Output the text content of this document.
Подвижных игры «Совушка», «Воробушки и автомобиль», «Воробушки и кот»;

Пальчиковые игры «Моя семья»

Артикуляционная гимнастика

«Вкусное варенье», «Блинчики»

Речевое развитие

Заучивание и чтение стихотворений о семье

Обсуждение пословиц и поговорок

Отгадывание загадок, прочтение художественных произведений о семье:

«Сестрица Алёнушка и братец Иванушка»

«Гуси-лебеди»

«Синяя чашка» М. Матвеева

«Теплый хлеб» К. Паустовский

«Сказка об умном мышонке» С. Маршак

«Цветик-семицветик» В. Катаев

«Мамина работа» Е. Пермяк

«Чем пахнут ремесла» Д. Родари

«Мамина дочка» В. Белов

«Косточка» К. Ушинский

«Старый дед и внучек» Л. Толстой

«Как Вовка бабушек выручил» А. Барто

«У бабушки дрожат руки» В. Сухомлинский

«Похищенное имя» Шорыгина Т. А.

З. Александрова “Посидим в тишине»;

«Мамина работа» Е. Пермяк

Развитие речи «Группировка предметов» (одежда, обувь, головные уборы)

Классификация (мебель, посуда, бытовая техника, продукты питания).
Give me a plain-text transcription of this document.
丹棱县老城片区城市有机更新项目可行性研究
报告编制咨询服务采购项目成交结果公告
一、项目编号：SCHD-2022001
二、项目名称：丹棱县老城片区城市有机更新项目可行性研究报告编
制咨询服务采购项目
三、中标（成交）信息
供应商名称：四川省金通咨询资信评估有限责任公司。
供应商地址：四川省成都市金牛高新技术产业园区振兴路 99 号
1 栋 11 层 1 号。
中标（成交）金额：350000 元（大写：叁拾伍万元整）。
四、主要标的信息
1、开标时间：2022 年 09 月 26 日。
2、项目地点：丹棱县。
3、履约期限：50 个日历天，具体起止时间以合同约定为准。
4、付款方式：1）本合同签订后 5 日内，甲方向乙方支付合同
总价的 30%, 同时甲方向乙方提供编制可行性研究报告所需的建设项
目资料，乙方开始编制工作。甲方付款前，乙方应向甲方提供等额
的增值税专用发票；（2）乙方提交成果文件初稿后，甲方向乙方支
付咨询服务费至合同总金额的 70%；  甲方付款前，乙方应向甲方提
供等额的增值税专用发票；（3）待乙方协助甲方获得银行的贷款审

PROBLEM TO WORK ON ->
Emit the full listing verbatim.

EXERCISE OUTPUT ->
Output the text content of this document.
Подвижных игры «Совушка», «Воробушки и автомобиль», «Воробушки и кот»;

Пальчиковые игры «Моя семья»

Артикуляционная гимнастика

«Вкусное варенье», «Блинчики»

Речевое развитие

Заучивание и чтение стихотворений о семье

Обсуждение пословиц и поговорок

Отгадывание загадок, прочтение художественных произведений о семье:

«Сестрица Алёнушка и братец Иванушка»

«Гуси-лебеди»

«Синяя чашка» М. Матвеева

«Теплый хлеб» К. Паустовский

«Сказка об умном мышонке» С. Маршак

«Цветик-семицветик» В. Катаев

«Мамина работа» Е. Пермяк

«Чем пахнут ремесла» Д. Родари

«Мамина дочка» В. Белов

«Косточка» К. Ушинский

«Старый дед и внучек» Л. Толстой

«Как Вовка бабушек выручил» А. Барто

«У бабушки дрожат руки» В. Сухомлинский

«Похищенное имя» Шорыгина Т. А.

З. Александрова “Посидим в тишине»;

«Мамина работа» Е. Пермяк

Развитие речи «Группировка предметов» (одежда, обувь, головные уборы)

Классификация (мебель, посуда, бытовая техника, продукты питания).
Give me a plain-text transcription of this document.
丹棱县老城片区城市有机更新项目可行性研究
报告编制咨询服务采购项目成交结果公告
一、项目编号：SCHD-2022001
二、项目名称：丹棱县老城片区城市有机更新项目可行性研究报告编
制咨询服务采购项目
三、中标（成交）信息
供应商名称：四川省金通咨询资信评估有限责任公司。
供应商地址：四川省成都市金牛高新技术产业园区振兴路 99 号
1 栋 11 层 1 号。
中标（成交）金额：350000 元（大写：叁拾伍万元整）。
四、主要标的信息
1、开标时间：2022 年 09 月 26 日。
2、项目地点：丹棱县。
3、履约期限：50 个日历天，具体起止时间以合同约定为准。
4、付款方式：1）本合同签订后 5 日内，甲方向乙方支付合同
总价的 30%, 同时甲方向乙方提供编制可行性研究报告所需的建设项
目资料，乙方开始编制工作。甲方付款前，乙方应向甲方提供等额
的增值税专用发票；（2）乙方提交成果文件初稿后，甲方向乙方支
付咨询服务费至合同总金额的 70%；  甲方付款前，乙方应向甲方提
供等额的增值税专用发票；（3）待乙方协助甲方获得银行的贷款审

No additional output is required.